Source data
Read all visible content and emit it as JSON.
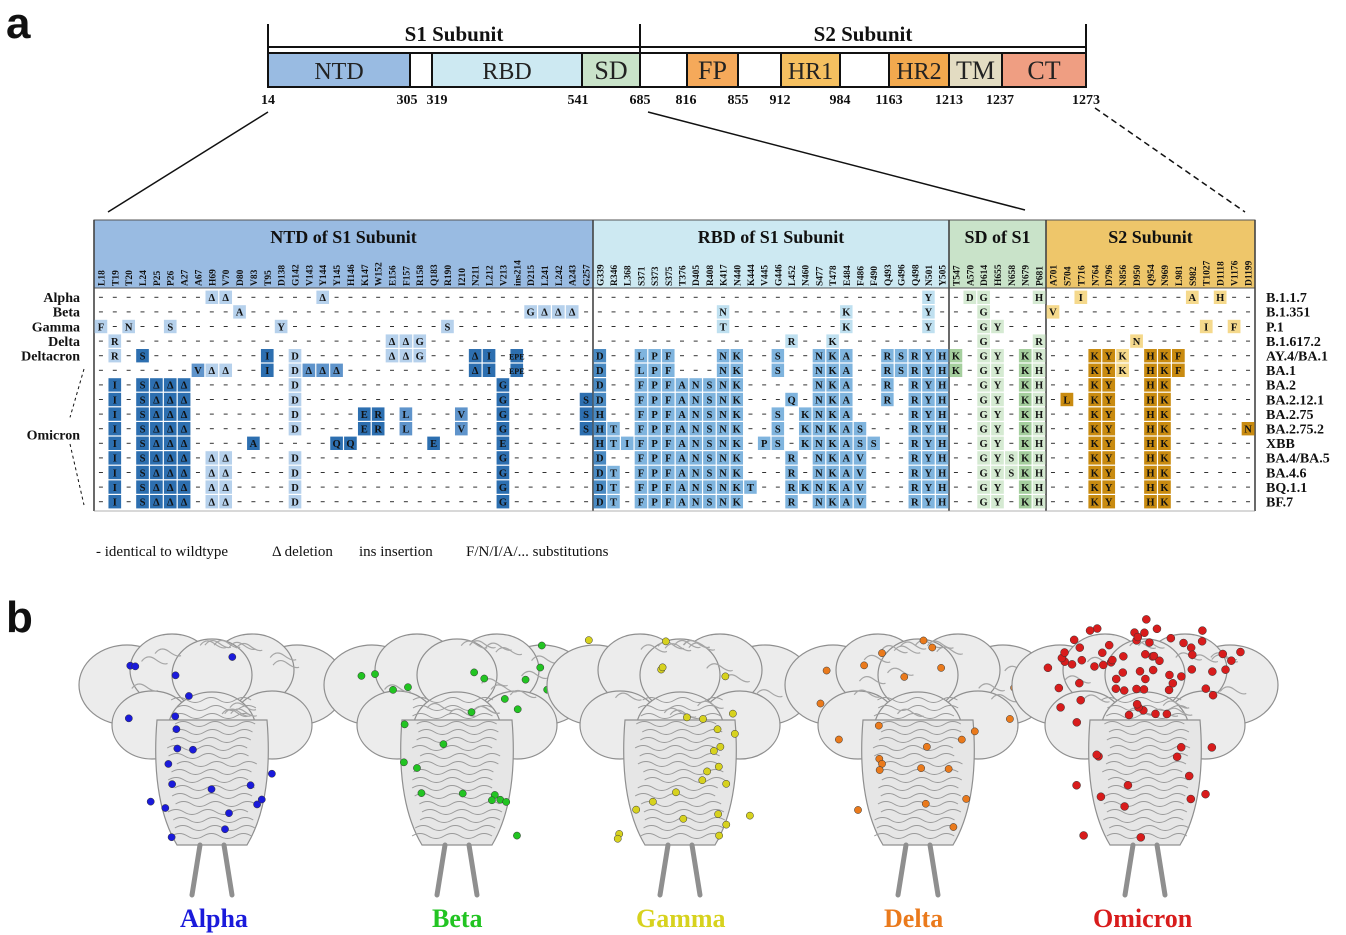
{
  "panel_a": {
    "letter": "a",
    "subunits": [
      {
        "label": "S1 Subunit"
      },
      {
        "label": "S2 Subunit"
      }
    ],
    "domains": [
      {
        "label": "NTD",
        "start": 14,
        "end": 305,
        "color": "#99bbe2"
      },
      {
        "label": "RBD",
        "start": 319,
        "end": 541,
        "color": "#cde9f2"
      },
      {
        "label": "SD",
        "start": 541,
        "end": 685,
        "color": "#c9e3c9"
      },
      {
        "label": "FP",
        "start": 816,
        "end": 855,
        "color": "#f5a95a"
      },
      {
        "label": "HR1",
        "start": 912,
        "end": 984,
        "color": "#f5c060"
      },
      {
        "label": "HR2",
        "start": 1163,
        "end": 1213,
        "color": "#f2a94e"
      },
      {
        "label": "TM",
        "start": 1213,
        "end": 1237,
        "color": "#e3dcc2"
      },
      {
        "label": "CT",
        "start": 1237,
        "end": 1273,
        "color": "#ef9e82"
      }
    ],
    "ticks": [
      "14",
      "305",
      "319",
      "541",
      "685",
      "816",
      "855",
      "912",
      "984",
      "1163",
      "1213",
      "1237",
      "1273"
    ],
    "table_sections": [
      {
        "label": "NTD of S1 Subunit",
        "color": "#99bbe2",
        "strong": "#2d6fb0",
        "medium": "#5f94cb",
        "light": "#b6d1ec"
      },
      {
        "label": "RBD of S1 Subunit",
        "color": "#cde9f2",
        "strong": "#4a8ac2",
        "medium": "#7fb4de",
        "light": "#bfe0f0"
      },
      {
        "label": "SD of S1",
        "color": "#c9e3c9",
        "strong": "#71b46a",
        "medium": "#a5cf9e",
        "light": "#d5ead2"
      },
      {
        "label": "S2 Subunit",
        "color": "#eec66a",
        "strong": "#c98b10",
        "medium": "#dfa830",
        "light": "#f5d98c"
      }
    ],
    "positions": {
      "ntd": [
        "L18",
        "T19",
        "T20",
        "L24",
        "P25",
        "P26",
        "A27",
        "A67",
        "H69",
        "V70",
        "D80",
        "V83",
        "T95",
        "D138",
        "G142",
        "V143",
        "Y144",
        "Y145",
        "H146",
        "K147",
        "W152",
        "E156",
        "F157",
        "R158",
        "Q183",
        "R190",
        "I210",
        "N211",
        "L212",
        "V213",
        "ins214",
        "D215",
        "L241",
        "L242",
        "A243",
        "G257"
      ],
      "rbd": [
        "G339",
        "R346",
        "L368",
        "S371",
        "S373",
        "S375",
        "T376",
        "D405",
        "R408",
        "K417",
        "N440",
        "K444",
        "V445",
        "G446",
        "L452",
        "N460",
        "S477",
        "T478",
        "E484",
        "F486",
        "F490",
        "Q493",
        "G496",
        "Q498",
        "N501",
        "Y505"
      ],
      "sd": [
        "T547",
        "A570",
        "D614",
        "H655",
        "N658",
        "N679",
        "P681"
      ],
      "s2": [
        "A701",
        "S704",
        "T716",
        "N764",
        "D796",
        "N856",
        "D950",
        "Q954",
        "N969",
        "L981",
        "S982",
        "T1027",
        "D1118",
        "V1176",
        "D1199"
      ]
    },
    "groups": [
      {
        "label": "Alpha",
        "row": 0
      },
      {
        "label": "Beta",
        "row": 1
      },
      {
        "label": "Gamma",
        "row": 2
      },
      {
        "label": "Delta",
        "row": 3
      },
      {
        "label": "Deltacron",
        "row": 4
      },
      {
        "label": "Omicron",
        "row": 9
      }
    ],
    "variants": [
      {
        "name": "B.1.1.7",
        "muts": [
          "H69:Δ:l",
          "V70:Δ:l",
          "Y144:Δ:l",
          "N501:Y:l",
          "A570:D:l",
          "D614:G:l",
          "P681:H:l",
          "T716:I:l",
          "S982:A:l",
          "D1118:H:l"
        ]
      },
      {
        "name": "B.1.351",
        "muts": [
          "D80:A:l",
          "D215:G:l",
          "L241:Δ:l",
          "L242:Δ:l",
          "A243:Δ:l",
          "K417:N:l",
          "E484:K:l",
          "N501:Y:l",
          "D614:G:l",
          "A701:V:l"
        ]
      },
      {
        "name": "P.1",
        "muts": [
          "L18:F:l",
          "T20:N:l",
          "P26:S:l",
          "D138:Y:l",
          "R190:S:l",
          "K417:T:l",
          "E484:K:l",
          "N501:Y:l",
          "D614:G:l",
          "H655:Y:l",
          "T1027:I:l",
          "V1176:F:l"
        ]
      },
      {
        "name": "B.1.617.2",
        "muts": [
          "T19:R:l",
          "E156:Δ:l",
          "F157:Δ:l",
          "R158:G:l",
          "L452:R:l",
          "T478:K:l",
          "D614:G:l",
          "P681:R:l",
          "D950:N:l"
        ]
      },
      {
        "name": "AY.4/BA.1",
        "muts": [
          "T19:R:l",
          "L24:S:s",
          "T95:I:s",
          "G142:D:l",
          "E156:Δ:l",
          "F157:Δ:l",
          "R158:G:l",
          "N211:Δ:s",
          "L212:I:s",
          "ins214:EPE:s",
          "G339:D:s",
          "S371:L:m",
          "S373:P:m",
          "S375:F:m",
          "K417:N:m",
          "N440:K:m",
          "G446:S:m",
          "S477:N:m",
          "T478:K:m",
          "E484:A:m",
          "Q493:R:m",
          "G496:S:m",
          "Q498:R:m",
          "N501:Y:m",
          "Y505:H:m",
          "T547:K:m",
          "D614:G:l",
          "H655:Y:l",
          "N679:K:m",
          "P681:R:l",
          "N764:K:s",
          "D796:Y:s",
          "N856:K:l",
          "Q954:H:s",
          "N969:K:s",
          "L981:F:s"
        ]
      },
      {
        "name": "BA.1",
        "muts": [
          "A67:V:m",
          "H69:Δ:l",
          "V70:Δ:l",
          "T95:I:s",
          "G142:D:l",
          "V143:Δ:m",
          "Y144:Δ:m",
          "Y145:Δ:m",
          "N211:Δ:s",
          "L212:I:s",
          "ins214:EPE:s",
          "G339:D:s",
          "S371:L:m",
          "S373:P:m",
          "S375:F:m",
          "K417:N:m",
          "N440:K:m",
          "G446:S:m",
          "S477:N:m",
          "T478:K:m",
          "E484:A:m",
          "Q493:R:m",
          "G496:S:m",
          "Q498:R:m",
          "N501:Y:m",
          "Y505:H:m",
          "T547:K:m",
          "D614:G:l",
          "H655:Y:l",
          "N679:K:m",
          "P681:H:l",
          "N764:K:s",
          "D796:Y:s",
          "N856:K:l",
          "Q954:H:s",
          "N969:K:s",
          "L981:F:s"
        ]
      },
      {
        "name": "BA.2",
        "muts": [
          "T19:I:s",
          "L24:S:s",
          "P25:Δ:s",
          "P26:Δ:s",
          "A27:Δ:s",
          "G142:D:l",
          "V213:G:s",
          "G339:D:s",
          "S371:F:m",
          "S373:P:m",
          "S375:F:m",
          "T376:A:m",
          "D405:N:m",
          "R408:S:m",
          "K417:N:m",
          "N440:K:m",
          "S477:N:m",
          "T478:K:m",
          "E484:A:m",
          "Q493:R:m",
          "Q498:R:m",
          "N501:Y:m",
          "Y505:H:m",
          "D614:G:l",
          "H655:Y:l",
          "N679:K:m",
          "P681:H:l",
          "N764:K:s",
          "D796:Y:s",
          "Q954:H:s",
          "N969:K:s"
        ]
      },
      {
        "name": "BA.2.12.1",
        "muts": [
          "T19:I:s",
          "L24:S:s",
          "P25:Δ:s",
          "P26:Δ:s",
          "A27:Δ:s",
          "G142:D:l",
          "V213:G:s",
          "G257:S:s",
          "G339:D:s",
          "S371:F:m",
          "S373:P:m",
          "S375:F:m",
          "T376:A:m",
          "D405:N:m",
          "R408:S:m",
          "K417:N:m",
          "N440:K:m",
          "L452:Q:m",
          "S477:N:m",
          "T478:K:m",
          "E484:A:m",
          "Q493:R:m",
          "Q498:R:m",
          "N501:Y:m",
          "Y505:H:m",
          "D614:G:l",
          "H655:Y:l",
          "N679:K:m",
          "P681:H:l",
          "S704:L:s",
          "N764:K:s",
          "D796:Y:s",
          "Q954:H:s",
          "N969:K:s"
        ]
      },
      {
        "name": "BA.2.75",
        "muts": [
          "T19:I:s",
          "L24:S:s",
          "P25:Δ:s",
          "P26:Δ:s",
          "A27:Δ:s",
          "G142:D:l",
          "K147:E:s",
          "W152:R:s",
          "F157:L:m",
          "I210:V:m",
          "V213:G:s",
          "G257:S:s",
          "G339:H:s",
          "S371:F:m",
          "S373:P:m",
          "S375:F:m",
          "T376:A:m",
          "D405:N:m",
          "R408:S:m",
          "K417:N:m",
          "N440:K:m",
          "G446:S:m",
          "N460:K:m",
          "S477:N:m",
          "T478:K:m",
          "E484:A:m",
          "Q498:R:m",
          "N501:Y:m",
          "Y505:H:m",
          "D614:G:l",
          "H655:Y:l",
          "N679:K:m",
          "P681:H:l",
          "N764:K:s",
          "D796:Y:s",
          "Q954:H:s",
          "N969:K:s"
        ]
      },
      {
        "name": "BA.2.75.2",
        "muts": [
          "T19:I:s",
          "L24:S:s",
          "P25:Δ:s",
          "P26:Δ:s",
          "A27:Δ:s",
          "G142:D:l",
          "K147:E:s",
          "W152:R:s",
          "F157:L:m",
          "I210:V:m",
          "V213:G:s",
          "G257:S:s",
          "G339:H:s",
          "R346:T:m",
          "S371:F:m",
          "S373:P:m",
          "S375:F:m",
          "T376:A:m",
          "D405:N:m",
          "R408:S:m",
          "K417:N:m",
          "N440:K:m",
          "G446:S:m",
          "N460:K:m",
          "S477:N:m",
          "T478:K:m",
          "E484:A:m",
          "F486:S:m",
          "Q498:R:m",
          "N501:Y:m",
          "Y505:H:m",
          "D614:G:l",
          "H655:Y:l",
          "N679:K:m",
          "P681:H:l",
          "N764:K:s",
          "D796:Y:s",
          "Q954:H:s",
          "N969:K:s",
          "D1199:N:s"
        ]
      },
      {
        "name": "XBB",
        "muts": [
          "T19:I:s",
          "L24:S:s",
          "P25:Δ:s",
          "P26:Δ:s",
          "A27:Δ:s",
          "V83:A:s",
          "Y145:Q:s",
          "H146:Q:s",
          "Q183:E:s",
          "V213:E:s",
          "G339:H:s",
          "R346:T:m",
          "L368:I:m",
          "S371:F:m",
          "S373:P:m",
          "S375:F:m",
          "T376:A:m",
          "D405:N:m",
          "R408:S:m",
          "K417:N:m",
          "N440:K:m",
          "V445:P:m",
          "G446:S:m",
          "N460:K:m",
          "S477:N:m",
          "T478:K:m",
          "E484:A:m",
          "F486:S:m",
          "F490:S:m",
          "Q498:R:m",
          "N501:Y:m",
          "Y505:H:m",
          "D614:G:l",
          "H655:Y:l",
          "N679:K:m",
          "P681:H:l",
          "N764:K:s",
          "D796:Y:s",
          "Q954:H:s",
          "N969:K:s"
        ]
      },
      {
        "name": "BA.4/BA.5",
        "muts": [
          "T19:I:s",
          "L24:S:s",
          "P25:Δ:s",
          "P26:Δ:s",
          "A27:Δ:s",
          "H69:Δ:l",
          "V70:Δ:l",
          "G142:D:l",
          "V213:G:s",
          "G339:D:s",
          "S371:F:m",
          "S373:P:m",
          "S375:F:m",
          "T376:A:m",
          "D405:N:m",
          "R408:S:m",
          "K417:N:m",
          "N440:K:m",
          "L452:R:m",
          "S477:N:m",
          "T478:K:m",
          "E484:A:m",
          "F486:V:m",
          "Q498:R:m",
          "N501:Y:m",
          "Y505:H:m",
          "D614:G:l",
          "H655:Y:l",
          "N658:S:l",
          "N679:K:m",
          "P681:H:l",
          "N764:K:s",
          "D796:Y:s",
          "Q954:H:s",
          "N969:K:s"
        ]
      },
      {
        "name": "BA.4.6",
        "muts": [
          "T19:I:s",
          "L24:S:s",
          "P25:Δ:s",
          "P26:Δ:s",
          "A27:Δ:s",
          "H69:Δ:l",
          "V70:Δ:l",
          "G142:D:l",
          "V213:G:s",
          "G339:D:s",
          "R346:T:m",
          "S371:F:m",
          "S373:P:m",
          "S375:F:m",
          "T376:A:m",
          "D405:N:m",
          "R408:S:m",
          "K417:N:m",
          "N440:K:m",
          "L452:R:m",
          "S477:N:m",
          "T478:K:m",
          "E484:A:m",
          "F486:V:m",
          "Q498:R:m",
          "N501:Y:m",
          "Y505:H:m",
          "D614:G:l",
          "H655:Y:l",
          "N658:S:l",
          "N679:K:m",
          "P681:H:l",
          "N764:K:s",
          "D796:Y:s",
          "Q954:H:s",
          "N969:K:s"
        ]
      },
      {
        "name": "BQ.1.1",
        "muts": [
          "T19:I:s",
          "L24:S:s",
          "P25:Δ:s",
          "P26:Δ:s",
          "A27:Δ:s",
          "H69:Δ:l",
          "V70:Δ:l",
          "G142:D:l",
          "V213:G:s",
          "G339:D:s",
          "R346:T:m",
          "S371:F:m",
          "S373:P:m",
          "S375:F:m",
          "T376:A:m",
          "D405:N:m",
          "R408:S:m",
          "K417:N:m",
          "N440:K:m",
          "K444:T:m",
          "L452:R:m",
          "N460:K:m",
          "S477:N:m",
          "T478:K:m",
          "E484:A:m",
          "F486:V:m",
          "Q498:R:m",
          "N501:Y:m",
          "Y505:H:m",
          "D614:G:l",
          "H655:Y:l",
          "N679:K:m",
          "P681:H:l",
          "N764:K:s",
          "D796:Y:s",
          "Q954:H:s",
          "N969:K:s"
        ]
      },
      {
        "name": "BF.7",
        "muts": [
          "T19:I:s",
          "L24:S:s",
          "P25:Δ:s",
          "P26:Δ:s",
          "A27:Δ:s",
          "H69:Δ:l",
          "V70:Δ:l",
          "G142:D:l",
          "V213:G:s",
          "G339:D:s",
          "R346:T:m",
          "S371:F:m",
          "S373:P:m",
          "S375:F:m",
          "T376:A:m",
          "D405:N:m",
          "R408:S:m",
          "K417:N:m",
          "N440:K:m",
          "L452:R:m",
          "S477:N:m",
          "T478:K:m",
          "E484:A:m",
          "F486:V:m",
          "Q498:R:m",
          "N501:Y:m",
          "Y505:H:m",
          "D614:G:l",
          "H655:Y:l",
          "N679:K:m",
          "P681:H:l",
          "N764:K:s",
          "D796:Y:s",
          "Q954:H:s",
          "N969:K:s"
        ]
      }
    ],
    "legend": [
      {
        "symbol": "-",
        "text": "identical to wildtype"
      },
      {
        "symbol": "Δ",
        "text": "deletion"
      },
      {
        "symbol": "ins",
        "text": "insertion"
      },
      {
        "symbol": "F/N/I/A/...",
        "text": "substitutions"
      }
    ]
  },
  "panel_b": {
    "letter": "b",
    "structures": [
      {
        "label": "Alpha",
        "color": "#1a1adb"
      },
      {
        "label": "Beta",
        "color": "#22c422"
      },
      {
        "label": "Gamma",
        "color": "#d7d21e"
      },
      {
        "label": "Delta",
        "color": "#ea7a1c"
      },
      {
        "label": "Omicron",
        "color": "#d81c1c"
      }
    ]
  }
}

— Directions —
Locate the word "symbol" in the entries, and copy every line where it is found.

— Response to the exercise —
        "symbol": "-",
        "symbol": "Δ",
        "symbol": "ins",
        "symbol": "F/N/I/A/...",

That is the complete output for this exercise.